Which lines below hold the word "human"? Report each one.

▶ **DATA FOR THIS EXERCISE**:
++++

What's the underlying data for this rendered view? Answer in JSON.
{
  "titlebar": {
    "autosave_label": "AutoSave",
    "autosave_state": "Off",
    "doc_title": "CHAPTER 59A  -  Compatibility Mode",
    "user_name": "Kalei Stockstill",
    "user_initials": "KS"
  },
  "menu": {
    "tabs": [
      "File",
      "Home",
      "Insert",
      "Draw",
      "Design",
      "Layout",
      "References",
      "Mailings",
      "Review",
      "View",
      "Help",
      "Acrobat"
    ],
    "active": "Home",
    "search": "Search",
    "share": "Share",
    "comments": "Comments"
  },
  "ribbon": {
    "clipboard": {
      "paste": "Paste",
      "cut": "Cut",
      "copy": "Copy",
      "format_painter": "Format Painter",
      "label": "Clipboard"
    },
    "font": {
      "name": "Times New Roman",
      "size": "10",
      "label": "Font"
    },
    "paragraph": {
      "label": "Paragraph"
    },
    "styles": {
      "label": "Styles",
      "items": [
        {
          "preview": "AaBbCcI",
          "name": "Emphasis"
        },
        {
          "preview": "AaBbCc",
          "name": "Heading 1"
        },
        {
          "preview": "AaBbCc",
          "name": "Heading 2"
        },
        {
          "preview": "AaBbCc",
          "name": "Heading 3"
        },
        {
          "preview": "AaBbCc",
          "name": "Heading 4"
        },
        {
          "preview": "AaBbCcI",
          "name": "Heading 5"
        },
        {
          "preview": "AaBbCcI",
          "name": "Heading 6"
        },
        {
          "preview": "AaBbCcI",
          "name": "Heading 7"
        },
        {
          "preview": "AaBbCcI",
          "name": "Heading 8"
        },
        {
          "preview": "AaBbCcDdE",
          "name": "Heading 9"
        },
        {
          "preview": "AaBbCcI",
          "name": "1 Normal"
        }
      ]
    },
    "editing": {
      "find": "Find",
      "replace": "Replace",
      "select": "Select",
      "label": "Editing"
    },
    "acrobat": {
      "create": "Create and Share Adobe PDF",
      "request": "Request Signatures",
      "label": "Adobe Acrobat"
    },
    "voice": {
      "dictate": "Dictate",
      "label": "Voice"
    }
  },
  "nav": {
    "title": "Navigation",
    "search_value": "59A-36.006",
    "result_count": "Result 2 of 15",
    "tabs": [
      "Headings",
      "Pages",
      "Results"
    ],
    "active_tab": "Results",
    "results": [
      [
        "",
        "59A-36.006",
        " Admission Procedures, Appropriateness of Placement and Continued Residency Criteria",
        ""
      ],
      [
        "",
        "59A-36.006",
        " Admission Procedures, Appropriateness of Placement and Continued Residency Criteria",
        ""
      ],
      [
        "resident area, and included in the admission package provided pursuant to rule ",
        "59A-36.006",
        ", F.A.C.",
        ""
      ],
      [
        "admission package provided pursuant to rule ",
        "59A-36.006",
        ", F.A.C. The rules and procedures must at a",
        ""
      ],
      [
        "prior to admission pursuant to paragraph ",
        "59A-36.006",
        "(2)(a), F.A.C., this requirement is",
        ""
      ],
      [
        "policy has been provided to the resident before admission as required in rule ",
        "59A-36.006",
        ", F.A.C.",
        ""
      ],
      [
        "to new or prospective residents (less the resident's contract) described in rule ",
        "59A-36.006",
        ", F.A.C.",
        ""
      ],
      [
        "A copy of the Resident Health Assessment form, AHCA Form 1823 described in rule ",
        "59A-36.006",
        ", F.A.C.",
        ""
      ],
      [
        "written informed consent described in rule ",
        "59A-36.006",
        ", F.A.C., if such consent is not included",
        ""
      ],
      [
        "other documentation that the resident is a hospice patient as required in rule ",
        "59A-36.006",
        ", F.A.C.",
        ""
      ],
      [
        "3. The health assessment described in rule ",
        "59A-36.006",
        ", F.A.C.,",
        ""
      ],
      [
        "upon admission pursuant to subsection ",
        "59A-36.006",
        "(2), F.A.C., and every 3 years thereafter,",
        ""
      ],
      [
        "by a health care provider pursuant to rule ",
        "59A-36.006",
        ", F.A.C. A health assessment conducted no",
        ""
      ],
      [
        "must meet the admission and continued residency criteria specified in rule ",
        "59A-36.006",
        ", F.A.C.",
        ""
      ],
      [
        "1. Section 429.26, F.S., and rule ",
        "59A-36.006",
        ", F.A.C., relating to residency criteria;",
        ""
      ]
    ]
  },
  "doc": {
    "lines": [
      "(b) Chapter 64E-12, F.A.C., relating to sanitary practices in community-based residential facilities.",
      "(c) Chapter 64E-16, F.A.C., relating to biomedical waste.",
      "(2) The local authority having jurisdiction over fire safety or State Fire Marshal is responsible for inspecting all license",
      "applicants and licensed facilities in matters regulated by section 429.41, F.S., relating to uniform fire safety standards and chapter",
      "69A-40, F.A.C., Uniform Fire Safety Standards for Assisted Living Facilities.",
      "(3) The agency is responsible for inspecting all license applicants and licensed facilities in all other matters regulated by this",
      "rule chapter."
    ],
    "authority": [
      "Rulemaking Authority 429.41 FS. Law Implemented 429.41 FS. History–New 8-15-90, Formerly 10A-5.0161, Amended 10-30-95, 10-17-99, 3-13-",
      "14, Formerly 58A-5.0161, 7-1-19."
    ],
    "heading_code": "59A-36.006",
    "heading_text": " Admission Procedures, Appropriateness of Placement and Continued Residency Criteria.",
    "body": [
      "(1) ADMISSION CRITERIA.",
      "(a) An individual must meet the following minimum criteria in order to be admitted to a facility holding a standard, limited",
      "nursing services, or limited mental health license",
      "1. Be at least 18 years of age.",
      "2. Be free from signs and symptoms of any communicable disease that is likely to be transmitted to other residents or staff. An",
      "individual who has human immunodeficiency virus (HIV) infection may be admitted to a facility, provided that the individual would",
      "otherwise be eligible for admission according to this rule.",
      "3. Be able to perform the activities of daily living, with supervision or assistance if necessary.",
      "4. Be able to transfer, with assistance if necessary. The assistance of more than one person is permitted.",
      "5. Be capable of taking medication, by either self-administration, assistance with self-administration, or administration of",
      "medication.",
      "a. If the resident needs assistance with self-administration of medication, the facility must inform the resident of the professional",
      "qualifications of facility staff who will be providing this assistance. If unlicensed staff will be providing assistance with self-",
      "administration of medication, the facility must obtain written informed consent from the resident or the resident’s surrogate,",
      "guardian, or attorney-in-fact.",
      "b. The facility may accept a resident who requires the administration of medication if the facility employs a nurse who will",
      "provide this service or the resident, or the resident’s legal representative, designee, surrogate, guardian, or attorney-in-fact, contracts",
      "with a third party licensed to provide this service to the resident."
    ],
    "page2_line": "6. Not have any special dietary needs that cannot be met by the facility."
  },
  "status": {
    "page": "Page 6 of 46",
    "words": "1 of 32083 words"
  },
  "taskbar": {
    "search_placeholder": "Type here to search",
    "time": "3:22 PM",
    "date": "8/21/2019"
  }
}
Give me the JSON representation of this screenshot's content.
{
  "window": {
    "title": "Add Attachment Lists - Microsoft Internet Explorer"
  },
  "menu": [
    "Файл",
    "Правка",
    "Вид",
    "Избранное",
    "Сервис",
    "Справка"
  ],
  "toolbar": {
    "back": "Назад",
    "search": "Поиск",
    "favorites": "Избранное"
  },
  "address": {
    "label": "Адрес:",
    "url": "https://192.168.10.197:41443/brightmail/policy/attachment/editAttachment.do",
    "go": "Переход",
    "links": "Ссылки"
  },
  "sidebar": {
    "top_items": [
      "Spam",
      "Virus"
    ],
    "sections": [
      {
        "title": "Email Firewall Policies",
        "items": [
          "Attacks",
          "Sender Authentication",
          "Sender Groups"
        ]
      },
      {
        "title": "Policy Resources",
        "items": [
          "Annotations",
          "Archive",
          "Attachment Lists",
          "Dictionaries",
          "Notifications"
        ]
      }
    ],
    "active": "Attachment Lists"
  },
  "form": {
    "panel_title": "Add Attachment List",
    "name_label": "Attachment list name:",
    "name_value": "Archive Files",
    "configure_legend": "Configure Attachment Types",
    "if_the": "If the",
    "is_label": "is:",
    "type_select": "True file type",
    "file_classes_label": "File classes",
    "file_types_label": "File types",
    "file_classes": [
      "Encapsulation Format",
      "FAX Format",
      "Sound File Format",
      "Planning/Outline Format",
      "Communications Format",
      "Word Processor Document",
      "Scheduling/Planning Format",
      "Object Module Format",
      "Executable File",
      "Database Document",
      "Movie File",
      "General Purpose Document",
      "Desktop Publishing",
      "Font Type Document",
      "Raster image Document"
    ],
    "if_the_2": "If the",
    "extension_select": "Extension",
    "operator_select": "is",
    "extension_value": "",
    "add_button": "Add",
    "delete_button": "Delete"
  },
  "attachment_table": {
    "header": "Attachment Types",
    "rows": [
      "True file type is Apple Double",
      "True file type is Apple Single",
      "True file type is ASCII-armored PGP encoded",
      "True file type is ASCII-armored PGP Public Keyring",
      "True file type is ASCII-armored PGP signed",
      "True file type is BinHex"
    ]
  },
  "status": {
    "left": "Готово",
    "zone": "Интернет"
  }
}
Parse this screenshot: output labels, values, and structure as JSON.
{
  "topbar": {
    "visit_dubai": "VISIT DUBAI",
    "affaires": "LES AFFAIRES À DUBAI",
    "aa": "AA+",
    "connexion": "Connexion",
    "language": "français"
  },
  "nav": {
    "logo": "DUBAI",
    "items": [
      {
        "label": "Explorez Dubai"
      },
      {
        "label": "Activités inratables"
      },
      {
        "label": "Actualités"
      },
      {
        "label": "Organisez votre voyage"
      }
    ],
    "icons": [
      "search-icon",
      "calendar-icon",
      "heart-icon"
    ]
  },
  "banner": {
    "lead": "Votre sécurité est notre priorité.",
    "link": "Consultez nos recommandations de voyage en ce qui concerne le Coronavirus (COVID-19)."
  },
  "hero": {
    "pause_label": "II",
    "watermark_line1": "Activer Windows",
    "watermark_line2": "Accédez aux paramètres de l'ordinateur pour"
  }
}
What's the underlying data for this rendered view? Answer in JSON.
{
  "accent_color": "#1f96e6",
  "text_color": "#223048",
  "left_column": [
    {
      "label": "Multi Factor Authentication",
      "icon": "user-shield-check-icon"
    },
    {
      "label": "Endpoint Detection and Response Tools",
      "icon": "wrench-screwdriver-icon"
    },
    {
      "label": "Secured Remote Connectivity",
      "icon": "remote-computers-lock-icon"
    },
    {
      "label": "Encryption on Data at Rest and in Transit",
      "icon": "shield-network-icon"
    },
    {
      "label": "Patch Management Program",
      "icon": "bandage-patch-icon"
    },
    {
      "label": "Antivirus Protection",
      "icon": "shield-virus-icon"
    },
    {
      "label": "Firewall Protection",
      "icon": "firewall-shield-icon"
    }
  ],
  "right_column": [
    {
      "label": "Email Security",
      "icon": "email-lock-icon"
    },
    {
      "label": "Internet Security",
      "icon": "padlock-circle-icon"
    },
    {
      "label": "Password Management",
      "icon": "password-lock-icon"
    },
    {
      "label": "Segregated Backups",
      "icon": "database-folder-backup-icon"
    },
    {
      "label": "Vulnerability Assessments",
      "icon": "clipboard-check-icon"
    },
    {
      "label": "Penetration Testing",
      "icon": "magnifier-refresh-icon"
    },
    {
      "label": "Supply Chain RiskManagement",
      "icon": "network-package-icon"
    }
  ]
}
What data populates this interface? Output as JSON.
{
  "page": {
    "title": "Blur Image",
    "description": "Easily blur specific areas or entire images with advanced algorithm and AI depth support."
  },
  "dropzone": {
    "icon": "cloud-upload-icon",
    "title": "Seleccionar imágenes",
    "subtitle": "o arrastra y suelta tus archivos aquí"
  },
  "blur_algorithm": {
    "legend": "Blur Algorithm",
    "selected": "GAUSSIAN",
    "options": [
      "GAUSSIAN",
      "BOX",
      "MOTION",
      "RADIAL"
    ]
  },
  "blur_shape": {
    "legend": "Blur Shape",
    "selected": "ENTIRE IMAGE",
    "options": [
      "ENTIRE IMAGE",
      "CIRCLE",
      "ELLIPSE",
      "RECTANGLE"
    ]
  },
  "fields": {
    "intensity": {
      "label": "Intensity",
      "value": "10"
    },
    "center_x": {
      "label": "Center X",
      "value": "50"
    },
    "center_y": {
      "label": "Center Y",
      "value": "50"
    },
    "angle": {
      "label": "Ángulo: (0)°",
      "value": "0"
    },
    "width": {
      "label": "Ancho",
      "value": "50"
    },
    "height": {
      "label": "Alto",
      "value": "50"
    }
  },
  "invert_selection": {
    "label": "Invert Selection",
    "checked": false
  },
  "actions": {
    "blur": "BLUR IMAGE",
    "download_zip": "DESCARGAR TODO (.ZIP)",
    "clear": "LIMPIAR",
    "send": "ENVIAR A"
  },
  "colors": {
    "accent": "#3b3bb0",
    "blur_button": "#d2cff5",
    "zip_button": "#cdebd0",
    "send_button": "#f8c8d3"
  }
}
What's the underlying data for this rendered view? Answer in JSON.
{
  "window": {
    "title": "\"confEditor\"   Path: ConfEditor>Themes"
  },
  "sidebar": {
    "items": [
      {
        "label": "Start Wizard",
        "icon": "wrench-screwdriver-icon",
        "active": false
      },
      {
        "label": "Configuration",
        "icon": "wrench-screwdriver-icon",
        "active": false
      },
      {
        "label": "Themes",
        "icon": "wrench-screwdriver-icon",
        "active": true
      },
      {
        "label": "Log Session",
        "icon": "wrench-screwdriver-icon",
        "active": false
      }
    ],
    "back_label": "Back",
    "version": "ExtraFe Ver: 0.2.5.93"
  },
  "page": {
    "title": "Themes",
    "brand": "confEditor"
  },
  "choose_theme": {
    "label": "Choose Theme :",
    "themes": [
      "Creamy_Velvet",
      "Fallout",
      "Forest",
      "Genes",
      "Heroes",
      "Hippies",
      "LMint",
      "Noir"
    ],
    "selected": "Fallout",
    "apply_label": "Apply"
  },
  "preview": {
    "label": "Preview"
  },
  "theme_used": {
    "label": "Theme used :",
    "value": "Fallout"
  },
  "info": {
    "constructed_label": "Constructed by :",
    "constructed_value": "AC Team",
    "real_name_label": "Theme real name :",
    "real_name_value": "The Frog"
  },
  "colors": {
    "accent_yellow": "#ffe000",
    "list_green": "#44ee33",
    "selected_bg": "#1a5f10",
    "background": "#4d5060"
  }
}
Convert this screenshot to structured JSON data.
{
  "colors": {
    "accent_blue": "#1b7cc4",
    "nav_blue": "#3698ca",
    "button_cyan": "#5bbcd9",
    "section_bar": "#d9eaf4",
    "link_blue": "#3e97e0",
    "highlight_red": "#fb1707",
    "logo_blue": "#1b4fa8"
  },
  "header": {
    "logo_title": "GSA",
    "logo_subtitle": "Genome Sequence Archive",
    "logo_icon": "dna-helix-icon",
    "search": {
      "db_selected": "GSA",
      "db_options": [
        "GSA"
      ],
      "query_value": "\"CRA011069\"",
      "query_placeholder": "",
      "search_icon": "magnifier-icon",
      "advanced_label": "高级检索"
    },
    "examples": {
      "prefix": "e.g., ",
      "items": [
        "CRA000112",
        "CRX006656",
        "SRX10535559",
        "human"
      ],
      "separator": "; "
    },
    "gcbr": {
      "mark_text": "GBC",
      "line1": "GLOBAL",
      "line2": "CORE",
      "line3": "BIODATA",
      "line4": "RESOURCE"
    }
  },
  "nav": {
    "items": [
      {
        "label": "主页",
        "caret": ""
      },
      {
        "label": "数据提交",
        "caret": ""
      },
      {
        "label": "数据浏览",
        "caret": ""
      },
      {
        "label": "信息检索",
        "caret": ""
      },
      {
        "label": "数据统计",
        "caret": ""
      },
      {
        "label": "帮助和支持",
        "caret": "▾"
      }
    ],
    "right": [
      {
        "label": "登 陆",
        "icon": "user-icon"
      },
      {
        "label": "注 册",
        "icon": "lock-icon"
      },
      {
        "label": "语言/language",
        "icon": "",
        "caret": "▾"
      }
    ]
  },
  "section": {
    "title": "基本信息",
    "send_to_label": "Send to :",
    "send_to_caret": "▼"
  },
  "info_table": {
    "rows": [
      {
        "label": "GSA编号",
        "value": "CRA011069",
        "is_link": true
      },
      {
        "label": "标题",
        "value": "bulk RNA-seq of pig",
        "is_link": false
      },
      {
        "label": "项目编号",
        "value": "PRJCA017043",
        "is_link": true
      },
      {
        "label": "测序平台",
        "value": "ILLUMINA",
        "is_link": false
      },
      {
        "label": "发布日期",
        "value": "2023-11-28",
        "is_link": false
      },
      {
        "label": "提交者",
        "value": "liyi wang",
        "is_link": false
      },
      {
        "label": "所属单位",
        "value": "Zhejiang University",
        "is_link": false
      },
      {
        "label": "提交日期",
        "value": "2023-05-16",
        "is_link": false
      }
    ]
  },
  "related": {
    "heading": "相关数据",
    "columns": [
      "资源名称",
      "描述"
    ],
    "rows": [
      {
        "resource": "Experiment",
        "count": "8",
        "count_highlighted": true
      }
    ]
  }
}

++++

▶ **RESPONSE**:
      "individual who has human immunodeficiency virus (HIV) infection may be admitted to a facility, provided that the individual would",
        "human"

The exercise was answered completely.